DOCUMENT EXCERPT:
───
On the 15th October 2010 a grievance meeting was held with the claimant, issues were discussed. Again NM thought all matters had been clarified with the claimant. Over the procedings months a number of issues arose, some being rectified. NM told the Tribunal that the one concern claimant had regarded PMB’s input which could not be agreed. The respondent could not commit to PMB not having any input into the claimant’s work. It was a stalemate.
During this time the respondent was going through funding cuts; salaries were reduced and working hours were cut. A Board decision was made to make redundancies, including the claimant’s position as they were uncertain if the claimant would ever return to work.
In February 2013 the claimant was notified his position was to be made redundant. However, a redundancy payment did not issue to the claimant and he did not engage in discussions.
───
WORK TASK A: Extract the tribunal excerpt from "On the 15th" to "return to work.".
WORK TASK B:
Answer these questions about the tribunal excerpt:
(i) On what date was the grievance meeting with the claimant held?
(ii) What did the Board decide during the period of funding cuts?
(iii) In what month and year was the claimant notified that his position was to be made redundant?
WORK TASK C: Proceed with the tribunal excerpt, picking up after its final sentence.

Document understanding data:
───
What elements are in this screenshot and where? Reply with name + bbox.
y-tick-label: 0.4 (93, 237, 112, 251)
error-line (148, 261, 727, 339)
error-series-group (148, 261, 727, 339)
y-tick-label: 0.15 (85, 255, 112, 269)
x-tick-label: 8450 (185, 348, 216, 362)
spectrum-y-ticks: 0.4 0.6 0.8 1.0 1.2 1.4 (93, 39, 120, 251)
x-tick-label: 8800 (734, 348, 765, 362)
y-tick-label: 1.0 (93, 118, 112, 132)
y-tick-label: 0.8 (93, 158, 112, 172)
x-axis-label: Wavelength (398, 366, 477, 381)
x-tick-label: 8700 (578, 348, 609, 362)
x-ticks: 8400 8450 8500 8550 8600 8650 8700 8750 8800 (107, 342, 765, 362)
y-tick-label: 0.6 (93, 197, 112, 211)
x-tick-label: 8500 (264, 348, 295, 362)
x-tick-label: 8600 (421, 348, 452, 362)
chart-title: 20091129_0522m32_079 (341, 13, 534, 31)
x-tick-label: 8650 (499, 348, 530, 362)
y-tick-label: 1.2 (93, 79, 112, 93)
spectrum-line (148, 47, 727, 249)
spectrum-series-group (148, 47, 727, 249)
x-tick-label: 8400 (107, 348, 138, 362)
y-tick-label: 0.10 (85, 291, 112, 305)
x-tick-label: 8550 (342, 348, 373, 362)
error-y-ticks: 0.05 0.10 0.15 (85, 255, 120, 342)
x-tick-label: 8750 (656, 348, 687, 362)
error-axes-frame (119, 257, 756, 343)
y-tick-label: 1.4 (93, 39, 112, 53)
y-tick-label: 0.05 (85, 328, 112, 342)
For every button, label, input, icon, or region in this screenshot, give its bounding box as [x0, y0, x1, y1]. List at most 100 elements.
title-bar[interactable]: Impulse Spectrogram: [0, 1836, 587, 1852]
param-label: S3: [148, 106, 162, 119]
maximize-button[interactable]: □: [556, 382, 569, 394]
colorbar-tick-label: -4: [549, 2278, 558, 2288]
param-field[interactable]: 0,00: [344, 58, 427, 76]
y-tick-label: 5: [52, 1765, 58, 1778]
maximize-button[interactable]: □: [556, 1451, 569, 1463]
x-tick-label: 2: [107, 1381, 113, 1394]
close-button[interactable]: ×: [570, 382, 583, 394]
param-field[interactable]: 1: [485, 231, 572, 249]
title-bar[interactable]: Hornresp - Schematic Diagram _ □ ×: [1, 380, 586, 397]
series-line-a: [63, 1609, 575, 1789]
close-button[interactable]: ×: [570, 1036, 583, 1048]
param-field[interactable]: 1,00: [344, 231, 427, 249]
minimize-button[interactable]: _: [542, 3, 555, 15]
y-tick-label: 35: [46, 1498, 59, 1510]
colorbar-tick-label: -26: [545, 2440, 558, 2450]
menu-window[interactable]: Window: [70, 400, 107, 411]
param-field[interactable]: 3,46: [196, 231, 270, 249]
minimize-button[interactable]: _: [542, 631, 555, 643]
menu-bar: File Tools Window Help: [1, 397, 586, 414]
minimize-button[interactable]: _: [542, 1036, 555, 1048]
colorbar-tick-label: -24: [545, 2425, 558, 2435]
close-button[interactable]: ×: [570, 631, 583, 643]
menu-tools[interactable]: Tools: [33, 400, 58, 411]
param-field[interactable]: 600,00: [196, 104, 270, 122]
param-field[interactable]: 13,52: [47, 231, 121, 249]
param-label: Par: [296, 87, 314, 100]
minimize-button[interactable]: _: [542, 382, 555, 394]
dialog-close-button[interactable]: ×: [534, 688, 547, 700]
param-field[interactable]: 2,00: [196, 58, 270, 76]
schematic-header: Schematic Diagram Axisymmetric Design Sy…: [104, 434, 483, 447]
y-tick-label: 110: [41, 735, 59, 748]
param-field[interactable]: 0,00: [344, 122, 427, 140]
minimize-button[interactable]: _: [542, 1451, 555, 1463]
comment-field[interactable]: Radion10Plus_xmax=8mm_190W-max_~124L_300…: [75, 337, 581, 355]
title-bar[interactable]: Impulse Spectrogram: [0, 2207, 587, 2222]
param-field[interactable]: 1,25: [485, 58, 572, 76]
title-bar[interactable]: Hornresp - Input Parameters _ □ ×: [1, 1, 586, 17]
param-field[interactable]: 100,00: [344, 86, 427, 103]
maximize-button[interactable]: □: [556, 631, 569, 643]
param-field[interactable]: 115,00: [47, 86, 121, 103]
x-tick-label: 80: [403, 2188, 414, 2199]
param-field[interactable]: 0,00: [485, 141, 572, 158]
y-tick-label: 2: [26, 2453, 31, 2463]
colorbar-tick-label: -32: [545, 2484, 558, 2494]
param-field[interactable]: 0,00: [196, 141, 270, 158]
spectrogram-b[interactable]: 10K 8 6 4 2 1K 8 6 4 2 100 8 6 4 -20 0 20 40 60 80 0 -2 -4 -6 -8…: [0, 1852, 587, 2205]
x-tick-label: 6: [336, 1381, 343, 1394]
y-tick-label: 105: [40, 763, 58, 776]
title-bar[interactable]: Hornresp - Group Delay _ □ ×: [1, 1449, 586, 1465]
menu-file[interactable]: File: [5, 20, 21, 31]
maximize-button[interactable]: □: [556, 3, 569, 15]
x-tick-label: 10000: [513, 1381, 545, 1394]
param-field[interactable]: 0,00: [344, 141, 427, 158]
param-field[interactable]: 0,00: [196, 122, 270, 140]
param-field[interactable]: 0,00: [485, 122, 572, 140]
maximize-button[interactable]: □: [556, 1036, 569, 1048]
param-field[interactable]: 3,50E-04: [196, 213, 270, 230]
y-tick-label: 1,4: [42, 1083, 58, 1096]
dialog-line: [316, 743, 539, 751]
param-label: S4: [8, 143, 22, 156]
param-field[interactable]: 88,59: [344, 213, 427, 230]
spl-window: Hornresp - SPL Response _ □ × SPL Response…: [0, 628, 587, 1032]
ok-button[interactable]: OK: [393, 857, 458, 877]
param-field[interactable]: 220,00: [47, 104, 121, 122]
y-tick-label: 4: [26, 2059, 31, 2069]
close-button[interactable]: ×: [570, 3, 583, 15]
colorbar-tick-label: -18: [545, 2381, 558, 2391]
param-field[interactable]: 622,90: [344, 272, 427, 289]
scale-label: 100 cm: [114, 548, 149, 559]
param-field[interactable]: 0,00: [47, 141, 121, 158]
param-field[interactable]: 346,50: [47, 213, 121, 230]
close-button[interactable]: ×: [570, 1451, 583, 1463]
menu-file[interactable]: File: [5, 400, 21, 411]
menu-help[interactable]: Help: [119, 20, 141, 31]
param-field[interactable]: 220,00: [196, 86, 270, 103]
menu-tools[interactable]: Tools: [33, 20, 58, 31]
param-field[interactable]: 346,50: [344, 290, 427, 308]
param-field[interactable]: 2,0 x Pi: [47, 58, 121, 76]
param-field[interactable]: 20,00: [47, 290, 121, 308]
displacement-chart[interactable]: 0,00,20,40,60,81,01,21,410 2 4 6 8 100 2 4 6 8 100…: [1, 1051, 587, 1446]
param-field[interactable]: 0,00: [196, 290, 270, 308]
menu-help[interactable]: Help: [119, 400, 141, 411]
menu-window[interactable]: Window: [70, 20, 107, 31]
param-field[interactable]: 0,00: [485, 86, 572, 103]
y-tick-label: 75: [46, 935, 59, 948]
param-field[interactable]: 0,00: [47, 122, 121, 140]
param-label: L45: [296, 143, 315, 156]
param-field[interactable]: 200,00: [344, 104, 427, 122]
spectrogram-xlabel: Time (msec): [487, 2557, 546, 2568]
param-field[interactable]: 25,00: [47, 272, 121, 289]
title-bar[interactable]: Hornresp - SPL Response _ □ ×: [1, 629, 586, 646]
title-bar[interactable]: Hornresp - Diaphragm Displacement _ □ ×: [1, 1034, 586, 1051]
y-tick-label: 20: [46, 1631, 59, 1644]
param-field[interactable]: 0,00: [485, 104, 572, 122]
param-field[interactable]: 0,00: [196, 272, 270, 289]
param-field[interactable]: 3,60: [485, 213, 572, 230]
───
ANSWER SECTION A:
On the 15th October 2010 a grievance meeting was held with the claimant, issues were discussed. Again NM thought all matters had been clarified with the claimant. Over the procedings months a number of issues arose, some being rectified. NM told the Tribunal that the one concern claimant had regarded PMB’s input which could not be agreed. The respondent could not commit to PMB not having any input into the claimant’s work. It was a stalemate.
During this time the respondent was going through funding cuts; salaries were reduced and working hours were cut. A Board decision was made to make redundancies, including the claimant’s position as they were uncertain if the claimant would ever return to work.

ANSWER SECTION B:
(i) 15th October 2010
(ii) To make redundancies, including the claimant's position
(iii) February 2013

ANSWER SECTION C:
On cross-examination NM stated the claimant had invoked the company grievance procedure regarding the involvement of PMB but the respondent wanted him, the claimant, to return to work and only then invoke it. When put to him how many people had been made redundant he replied six but only the claimant’s had been compulsory. When an enquiry was made NM said the claimant’s position had been filled.
Determination:
The Tribunal have carefully considered the sworn evidence and submissions adduced over the three days of this hearing.
The Tribunal noted that in this case the person was made redundant and not the position. Therefore there was no redundancy situation which is a pre-requisite for making someone redundant. Further, the employer failed to produce the matrix that is necessary to establish that a position is redundant. The Tribunal therefore find that the claimant was unfairly dismissed.
Accordingly, the Tribunal awards the sum of €30,000.00 under the Unfair Dismissals Acts, 1977 to 2007.
Loss having been established the Tribunal awards the sum of €3,294.32, this being four weeks gross wages, under the Minimum Notice and Terms of employment Acts, 1973 to 2005.
Sealed with the Seal of the
Employment Appeals Tribunal
This ________________________
(Sgd.) ________________________
(CHAIRMAN)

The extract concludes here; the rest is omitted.